[Recorded data]

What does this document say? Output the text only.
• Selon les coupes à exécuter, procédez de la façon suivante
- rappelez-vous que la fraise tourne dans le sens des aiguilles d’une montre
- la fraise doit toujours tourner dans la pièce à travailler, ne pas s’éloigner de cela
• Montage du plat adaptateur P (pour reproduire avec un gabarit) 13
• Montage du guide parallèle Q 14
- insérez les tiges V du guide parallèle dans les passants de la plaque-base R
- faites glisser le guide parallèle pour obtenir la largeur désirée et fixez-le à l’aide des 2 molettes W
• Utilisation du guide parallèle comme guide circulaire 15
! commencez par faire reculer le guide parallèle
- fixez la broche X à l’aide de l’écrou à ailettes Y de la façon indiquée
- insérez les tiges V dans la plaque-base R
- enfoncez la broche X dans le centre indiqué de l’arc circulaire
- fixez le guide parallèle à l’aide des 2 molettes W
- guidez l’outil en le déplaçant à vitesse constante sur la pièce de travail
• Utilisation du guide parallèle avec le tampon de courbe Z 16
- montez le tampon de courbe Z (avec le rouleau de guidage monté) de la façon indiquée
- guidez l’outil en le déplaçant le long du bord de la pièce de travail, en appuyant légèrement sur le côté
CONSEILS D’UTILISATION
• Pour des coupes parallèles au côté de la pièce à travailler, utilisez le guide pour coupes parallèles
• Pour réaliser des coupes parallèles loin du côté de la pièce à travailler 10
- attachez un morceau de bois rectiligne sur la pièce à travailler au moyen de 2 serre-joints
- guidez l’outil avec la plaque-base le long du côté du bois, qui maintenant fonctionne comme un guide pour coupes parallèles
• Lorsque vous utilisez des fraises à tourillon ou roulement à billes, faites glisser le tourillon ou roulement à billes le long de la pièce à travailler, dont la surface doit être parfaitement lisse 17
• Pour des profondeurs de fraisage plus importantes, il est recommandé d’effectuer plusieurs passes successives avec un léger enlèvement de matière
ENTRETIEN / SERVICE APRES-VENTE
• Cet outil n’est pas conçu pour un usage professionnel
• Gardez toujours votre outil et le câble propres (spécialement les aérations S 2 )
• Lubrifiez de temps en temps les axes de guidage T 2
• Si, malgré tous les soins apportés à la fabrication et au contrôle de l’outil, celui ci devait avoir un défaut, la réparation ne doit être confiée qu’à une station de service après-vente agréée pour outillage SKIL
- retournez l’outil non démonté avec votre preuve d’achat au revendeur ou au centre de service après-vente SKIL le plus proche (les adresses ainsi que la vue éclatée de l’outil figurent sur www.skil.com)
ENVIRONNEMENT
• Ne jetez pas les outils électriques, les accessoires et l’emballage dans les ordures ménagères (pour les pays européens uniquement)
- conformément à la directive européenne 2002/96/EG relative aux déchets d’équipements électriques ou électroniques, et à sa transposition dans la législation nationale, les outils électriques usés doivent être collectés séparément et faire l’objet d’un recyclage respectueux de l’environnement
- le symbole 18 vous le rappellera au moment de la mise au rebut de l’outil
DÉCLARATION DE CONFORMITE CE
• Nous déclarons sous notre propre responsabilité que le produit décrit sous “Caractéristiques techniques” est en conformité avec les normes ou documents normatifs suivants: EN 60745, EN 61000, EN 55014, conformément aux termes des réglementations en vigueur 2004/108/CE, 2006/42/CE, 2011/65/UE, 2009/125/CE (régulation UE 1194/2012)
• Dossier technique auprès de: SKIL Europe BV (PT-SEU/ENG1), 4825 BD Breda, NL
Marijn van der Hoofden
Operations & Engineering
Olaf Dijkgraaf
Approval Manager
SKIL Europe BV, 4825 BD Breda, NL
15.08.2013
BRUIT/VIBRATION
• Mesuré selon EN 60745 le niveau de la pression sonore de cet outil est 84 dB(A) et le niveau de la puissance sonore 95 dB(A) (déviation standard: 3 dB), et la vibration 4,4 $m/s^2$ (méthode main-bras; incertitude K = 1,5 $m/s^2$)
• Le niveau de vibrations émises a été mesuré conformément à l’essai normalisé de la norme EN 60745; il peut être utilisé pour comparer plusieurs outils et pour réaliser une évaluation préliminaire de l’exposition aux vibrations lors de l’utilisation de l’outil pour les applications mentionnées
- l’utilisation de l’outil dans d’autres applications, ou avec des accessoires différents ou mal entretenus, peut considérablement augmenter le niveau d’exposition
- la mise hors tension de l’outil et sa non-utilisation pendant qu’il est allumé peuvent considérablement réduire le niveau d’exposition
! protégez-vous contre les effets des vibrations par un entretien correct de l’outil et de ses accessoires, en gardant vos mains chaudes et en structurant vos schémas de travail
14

Exercise prompt: Pull every line containing "broche" out of the data above.

Written response:
- fixez la broche X à l’aide de l’écrou à ailettes Y de la façon indiquée
- enfoncez la broche X dans le centre indiqué de l’arc circulaire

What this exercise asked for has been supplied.